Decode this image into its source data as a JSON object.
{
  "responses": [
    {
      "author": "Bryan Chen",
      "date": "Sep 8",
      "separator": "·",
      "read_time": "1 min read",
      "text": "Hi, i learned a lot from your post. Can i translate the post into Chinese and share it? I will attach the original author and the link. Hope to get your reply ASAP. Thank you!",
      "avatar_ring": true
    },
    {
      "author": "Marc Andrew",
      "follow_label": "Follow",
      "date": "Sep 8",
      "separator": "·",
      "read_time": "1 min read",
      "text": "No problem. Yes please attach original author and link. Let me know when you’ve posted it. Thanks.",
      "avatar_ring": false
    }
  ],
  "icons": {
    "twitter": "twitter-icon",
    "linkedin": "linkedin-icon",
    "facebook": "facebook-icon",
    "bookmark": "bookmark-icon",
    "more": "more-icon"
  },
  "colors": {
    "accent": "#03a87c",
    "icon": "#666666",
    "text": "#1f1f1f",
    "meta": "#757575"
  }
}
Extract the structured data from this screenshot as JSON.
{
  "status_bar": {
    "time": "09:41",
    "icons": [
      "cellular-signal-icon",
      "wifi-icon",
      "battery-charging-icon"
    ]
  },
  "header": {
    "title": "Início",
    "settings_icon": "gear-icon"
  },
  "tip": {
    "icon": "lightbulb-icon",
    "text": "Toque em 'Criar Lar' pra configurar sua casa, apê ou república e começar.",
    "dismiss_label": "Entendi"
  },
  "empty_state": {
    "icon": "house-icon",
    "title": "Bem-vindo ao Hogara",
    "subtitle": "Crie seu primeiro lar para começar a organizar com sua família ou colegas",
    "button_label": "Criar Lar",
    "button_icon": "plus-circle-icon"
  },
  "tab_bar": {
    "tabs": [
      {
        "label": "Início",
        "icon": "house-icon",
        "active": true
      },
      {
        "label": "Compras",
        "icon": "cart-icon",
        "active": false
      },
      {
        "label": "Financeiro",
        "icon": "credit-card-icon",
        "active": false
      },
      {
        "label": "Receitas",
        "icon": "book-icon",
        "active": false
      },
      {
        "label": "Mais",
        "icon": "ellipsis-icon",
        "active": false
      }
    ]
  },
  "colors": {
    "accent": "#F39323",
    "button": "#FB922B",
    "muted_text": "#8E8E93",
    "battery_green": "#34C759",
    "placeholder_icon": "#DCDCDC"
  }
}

■ ■ ■ ■ ■

#### WHAT IS BEING ASKED:
Exactly as written above, please repeat the entries.

#### TASK SOLUTION:
Decode this image into its source data as a JSON object.
{
  "responses": [
    {
      "author": "Bryan Chen",
      "date": "Sep 8",
      "separator": "·",
      "read_time": "1 min read",
      "text": "Hi, i learned a lot from your post. Can i translate the post into Chinese and share it? I will attach the original author and the link. Hope to get your reply ASAP. Thank you!",
      "avatar_ring": true
    },
    {
      "author": "Marc Andrew",
      "follow_label": "Follow",
      "date": "Sep 8",
      "separator": "·",
      "read_time": "1 min read",
      "text": "No problem. Yes please attach original author and link. Let me know when you’ve posted it. Thanks.",
      "avatar_ring": false
    }
  ],
  "icons": {
    "twitter": "twitter-icon",
    "linkedin": "linkedin-icon",
    "facebook": "facebook-icon",
    "bookmark": "bookmark-icon",
    "more": "more-icon"
  },
  "colors": {
    "accent": "#03a87c",
    "icon": "#666666",
    "text": "#1f1f1f",
    "meta": "#757575"
  }
}
Extract the structured data from this screenshot as JSON.
{
  "status_bar": {
    "time": "09:41",
    "icons": [
      "cellular-signal-icon",
      "wifi-icon",
      "battery-charging-icon"
    ]
  },
  "header": {
    "title": "Início",
    "settings_icon": "gear-icon"
  },
  "tip": {
    "icon": "lightbulb-icon",
    "text": "Toque em 'Criar Lar' pra configurar sua casa, apê ou república e começar.",
    "dismiss_label": "Entendi"
  },
  "empty_state": {
    "icon": "house-icon",
    "title": "Bem-vindo ao Hogara",
    "subtitle": "Crie seu primeiro lar para começar a organizar com sua família ou colegas",
    "button_label": "Criar Lar",
    "button_icon": "plus-circle-icon"
  },
  "tab_bar": {
    "tabs": [
      {
        "label": "Início",
        "icon": "house-icon",
        "active": true
      },
      {
        "label": "Compras",
        "icon": "cart-icon",
        "active": false
      },
      {
        "label": "Financeiro",
        "icon": "credit-card-icon",
        "active": false
      },
      {
        "label": "Receitas",
        "icon": "book-icon",
        "active": false
      },
      {
        "label": "Mais",
        "icon": "ellipsis-icon",
        "active": false
      }
    ]
  },
  "colors": {
    "accent": "#F39323",
    "button": "#FB922B",
    "muted_text": "#8E8E93",
    "battery_green": "#34C759",
    "placeholder_icon": "#DCDCDC"
  }
}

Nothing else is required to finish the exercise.